▸ **GOAL**
Below is a set of records; restate each one word for word.

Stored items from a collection
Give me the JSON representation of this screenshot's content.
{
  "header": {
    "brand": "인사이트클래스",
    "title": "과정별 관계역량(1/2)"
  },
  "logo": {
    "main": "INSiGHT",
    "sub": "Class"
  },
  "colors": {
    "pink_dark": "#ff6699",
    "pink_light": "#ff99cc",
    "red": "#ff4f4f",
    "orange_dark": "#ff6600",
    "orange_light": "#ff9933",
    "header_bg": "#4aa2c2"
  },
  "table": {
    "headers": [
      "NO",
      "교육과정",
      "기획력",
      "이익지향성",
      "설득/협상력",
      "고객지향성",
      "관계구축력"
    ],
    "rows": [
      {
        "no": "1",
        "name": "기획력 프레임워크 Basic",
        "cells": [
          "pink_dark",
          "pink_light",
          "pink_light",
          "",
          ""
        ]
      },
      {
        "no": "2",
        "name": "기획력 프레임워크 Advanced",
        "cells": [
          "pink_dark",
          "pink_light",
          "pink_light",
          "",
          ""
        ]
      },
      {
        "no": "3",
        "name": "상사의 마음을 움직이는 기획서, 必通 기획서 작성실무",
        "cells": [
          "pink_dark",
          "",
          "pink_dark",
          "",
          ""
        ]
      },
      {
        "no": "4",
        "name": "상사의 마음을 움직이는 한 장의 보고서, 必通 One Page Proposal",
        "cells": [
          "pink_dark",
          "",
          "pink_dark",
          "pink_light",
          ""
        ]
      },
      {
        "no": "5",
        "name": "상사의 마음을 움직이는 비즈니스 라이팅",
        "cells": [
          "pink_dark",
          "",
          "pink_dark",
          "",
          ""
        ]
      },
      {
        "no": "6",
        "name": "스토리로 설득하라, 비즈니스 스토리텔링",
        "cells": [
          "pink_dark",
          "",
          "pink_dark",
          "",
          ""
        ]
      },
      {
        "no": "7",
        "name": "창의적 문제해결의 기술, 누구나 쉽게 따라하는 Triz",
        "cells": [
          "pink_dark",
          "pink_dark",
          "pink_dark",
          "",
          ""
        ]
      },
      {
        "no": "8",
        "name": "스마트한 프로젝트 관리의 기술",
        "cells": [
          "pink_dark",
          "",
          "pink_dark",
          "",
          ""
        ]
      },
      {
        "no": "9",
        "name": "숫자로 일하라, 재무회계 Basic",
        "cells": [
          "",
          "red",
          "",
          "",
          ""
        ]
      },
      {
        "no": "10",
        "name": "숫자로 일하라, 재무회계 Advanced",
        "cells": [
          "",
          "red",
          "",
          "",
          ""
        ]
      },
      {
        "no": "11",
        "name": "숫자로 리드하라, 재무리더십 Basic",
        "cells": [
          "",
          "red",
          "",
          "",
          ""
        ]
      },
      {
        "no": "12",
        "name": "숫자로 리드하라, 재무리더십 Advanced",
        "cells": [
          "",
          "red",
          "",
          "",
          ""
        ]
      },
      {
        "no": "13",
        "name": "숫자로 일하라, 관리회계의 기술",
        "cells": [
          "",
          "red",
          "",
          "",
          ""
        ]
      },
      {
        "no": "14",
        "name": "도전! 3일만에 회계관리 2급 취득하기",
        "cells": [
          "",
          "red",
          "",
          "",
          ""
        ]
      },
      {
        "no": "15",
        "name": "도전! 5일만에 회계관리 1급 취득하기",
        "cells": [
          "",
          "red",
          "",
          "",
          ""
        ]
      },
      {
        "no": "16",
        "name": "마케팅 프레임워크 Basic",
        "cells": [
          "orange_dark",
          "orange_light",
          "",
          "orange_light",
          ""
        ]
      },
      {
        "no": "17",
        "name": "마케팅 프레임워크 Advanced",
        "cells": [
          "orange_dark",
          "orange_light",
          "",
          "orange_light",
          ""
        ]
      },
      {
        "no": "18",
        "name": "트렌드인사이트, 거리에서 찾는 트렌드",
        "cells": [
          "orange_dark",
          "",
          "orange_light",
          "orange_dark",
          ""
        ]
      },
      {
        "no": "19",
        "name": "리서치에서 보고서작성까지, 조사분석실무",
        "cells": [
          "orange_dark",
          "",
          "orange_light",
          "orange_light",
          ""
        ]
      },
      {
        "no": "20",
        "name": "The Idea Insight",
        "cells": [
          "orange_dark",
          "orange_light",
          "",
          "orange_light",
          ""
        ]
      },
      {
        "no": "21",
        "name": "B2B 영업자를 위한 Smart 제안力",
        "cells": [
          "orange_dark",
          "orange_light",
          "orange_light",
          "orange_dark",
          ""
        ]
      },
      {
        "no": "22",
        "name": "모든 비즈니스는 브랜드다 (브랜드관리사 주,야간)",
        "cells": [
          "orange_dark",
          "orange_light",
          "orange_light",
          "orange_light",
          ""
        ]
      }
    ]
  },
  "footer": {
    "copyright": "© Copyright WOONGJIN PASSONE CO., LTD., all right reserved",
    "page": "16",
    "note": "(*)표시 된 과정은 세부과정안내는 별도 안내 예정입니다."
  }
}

▸ **TASK ANSWER**
Give me the JSON representation of this screenshot's content.
{
  "header": {
    "brand": "인사이트클래스",
    "title": "과정별 관계역량(1/2)"
  },
  "logo": {
    "main": "INSiGHT",
    "sub": "Class"
  },
  "colors": {
    "pink_dark": "#ff6699",
    "pink_light": "#ff99cc",
    "red": "#ff4f4f",
    "orange_dark": "#ff6600",
    "orange_light": "#ff9933",
    "header_bg": "#4aa2c2"
  },
  "table": {
    "headers": [
      "NO",
      "교육과정",
      "기획력",
      "이익지향성",
      "설득/협상력",
      "고객지향성",
      "관계구축력"
    ],
    "rows": [
      {
        "no": "1",
        "name": "기획력 프레임워크 Basic",
        "cells": [
          "pink_dark",
          "pink_light",
          "pink_light",
          "",
          ""
        ]
      },
      {
        "no": "2",
        "name": "기획력 프레임워크 Advanced",
        "cells": [
          "pink_dark",
          "pink_light",
          "pink_light",
          "",
          ""
        ]
      },
      {
        "no": "3",
        "name": "상사의 마음을 움직이는 기획서, 必通 기획서 작성실무",
        "cells": [
          "pink_dark",
          "",
          "pink_dark",
          "",
          ""
        ]
      },
      {
        "no": "4",
        "name": "상사의 마음을 움직이는 한 장의 보고서, 必通 One Page Proposal",
        "cells": [
          "pink_dark",
          "",
          "pink_dark",
          "pink_light",
          ""
        ]
      },
      {
        "no": "5",
        "name": "상사의 마음을 움직이는 비즈니스 라이팅",
        "cells": [
          "pink_dark",
          "",
          "pink_dark",
          "",
          ""
        ]
      },
      {
        "no": "6",
        "name": "스토리로 설득하라, 비즈니스 스토리텔링",
        "cells": [
          "pink_dark",
          "",
          "pink_dark",
          "",
          ""
        ]
      },
      {
        "no": "7",
        "name": "창의적 문제해결의 기술, 누구나 쉽게 따라하는 Triz",
        "cells": [
          "pink_dark",
          "pink_dark",
          "pink_dark",
          "",
          ""
        ]
      },
      {
        "no": "8",
        "name": "스마트한 프로젝트 관리의 기술",
        "cells": [
          "pink_dark",
          "",
          "pink_dark",
          "",
          ""
        ]
      },
      {
        "no": "9",
        "name": "숫자로 일하라, 재무회계 Basic",
        "cells": [
          "",
          "red",
          "",
          "",
          ""
        ]
      },
      {
        "no": "10",
        "name": "숫자로 일하라, 재무회계 Advanced",
        "cells": [
          "",
          "red",
          "",
          "",
          ""
        ]
      },
      {
        "no": "11",
        "name": "숫자로 리드하라, 재무리더십 Basic",
        "cells": [
          "",
          "red",
          "",
          "",
          ""
        ]
      },
      {
        "no": "12",
        "name": "숫자로 리드하라, 재무리더십 Advanced",
        "cells": [
          "",
          "red",
          "",
          "",
          ""
        ]
      },
      {
        "no": "13",
        "name": "숫자로 일하라, 관리회계의 기술",
        "cells": [
          "",
          "red",
          "",
          "",
          ""
        ]
      },
      {
        "no": "14",
        "name": "도전! 3일만에 회계관리 2급 취득하기",
        "cells": [
          "",
          "red",
          "",
          "",
          ""
        ]
      },
      {
        "no": "15",
        "name": "도전! 5일만에 회계관리 1급 취득하기",
        "cells": [
          "",
          "red",
          "",
          "",
          ""
        ]
      },
      {
        "no": "16",
        "name": "마케팅 프레임워크 Basic",
        "cells": [
          "orange_dark",
          "orange_light",
          "",
          "orange_light",
          ""
        ]
      },
      {
        "no": "17",
        "name": "마케팅 프레임워크 Advanced",
        "cells": [
          "orange_dark",
          "orange_light",
          "",
          "orange_light",
          ""
        ]
      },
      {
        "no": "18",
        "name": "트렌드인사이트, 거리에서 찾는 트렌드",
        "cells": [
          "orange_dark",
          "",
          "orange_light",
          "orange_dark",
          ""
        ]
      },
      {
        "no": "19",
        "name": "리서치에서 보고서작성까지, 조사분석실무",
        "cells": [
          "orange_dark",
          "",
          "orange_light",
          "orange_light",
          ""
        ]
      },
      {
        "no": "20",
        "name": "The Idea Insight",
        "cells": [
          "orange_dark",
          "orange_light",
          "",
          "orange_light",
          ""
        ]
      },
      {
        "no": "21",
        "name": "B2B 영업자를 위한 Smart 제안力",
        "cells": [
          "orange_dark",
          "orange_light",
          "orange_light",
          "orange_dark",
          ""
        ]
      },
      {
        "no": "22",
        "name": "모든 비즈니스는 브랜드다 (브랜드관리사 주,야간)",
        "cells": [
          "orange_dark",
          "orange_light",
          "orange_light",
          "orange_light",
          ""
        ]
      }
    ]
  },
  "footer": {
    "copyright": "© Copyright WOONGJIN PASSONE CO., LTD., all right reserved",
    "page": "16",
    "note": "(*)표시 된 과정은 세부과정안내는 별도 안내 예정입니다."
  }
}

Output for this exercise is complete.